#### [What is asked]
What follows are records. Restate all of them word for word.

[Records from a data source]
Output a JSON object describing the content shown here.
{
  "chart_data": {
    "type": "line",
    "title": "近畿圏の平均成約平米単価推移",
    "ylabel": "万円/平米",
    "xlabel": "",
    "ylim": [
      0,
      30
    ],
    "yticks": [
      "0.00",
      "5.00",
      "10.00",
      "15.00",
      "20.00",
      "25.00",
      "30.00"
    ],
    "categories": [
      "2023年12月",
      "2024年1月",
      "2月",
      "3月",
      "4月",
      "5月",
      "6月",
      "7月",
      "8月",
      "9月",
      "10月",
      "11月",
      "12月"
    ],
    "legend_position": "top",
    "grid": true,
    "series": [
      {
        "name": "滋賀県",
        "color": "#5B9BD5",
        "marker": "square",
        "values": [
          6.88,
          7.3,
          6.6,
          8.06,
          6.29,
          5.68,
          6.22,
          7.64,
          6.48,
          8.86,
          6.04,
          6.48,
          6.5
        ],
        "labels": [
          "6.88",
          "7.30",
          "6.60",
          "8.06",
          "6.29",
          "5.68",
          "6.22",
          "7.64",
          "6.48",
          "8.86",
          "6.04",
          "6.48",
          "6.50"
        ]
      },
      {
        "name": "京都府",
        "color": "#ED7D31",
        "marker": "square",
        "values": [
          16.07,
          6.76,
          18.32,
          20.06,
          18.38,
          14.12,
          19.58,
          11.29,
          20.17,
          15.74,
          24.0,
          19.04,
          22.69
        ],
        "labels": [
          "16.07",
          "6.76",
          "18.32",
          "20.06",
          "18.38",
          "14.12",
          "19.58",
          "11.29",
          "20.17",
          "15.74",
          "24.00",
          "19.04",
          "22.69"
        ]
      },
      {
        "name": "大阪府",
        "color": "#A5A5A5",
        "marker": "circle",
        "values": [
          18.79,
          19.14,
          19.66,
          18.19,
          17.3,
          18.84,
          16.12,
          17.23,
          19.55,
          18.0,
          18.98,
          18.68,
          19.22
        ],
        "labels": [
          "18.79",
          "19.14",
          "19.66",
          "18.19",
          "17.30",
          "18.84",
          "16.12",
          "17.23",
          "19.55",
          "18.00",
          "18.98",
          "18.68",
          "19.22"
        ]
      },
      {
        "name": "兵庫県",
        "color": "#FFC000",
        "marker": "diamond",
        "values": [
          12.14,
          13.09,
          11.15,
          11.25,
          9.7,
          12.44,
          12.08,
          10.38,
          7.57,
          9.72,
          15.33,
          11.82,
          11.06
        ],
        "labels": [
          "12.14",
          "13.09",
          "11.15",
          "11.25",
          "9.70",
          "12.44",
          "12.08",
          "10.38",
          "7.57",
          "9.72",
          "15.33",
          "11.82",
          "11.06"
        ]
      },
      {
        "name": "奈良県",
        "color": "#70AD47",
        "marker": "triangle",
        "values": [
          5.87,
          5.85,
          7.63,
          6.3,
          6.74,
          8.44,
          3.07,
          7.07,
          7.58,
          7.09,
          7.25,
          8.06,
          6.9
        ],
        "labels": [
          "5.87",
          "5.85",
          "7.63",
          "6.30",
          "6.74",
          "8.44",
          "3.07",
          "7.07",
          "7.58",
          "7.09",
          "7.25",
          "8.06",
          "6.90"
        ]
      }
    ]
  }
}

#### [Exercise solution]
Output a JSON object describing the content shown here.
{
  "chart_data": {
    "type": "line",
    "title": "近畿圏の平均成約平米単価推移",
    "ylabel": "万円/平米",
    "xlabel": "",
    "ylim": [
      0,
      30
    ],
    "yticks": [
      "0.00",
      "5.00",
      "10.00",
      "15.00",
      "20.00",
      "25.00",
      "30.00"
    ],
    "categories": [
      "2023年12月",
      "2024年1月",
      "2月",
      "3月",
      "4月",
      "5月",
      "6月",
      "7月",
      "8月",
      "9月",
      "10月",
      "11月",
      "12月"
    ],
    "legend_position": "top",
    "grid": true,
    "series": [
      {
        "name": "滋賀県",
        "color": "#5B9BD5",
        "marker": "square",
        "values": [
          6.88,
          7.3,
          6.6,
          8.06,
          6.29,
          5.68,
          6.22,
          7.64,
          6.48,
          8.86,
          6.04,
          6.48,
          6.5
        ],
        "labels": [
          "6.88",
          "7.30",
          "6.60",
          "8.06",
          "6.29",
          "5.68",
          "6.22",
          "7.64",
          "6.48",
          "8.86",
          "6.04",
          "6.48",
          "6.50"
        ]
      },
      {
        "name": "京都府",
        "color": "#ED7D31",
        "marker": "square",
        "values": [
          16.07,
          6.76,
          18.32,
          20.06,
          18.38,
          14.12,
          19.58,
          11.29,
          20.17,
          15.74,
          24.0,
          19.04,
          22.69
        ],
        "labels": [
          "16.07",
          "6.76",
          "18.32",
          "20.06",
          "18.38",
          "14.12",
          "19.58",
          "11.29",
          "20.17",
          "15.74",
          "24.00",
          "19.04",
          "22.69"
        ]
      },
      {
        "name": "大阪府",
        "color": "#A5A5A5",
        "marker": "circle",
        "values": [
          18.79,
          19.14,
          19.66,
          18.19,
          17.3,
          18.84,
          16.12,
          17.23,
          19.55,
          18.0,
          18.98,
          18.68,
          19.22
        ],
        "labels": [
          "18.79",
          "19.14",
          "19.66",
          "18.19",
          "17.30",
          "18.84",
          "16.12",
          "17.23",
          "19.55",
          "18.00",
          "18.98",
          "18.68",
          "19.22"
        ]
      },
      {
        "name": "兵庫県",
        "color": "#FFC000",
        "marker": "diamond",
        "values": [
          12.14,
          13.09,
          11.15,
          11.25,
          9.7,
          12.44,
          12.08,
          10.38,
          7.57,
          9.72,
          15.33,
          11.82,
          11.06
        ],
        "labels": [
          "12.14",
          "13.09",
          "11.15",
          "11.25",
          "9.70",
          "12.44",
          "12.08",
          "10.38",
          "7.57",
          "9.72",
          "15.33",
          "11.82",
          "11.06"
        ]
      },
      {
        "name": "奈良県",
        "color": "#70AD47",
        "marker": "triangle",
        "values": [
          5.87,
          5.85,
          7.63,
          6.3,
          6.74,
          8.44,
          3.07,
          7.07,
          7.58,
          7.09,
          7.25,
          8.06,
          6.9
        ],
        "labels": [
          "5.87",
          "5.85",
          "7.63",
          "6.30",
          "6.74",
          "8.44",
          "3.07",
          "7.07",
          "7.58",
          "7.09",
          "7.25",
          "8.06",
          "6.90"
        ]
      }
    ]
  }
}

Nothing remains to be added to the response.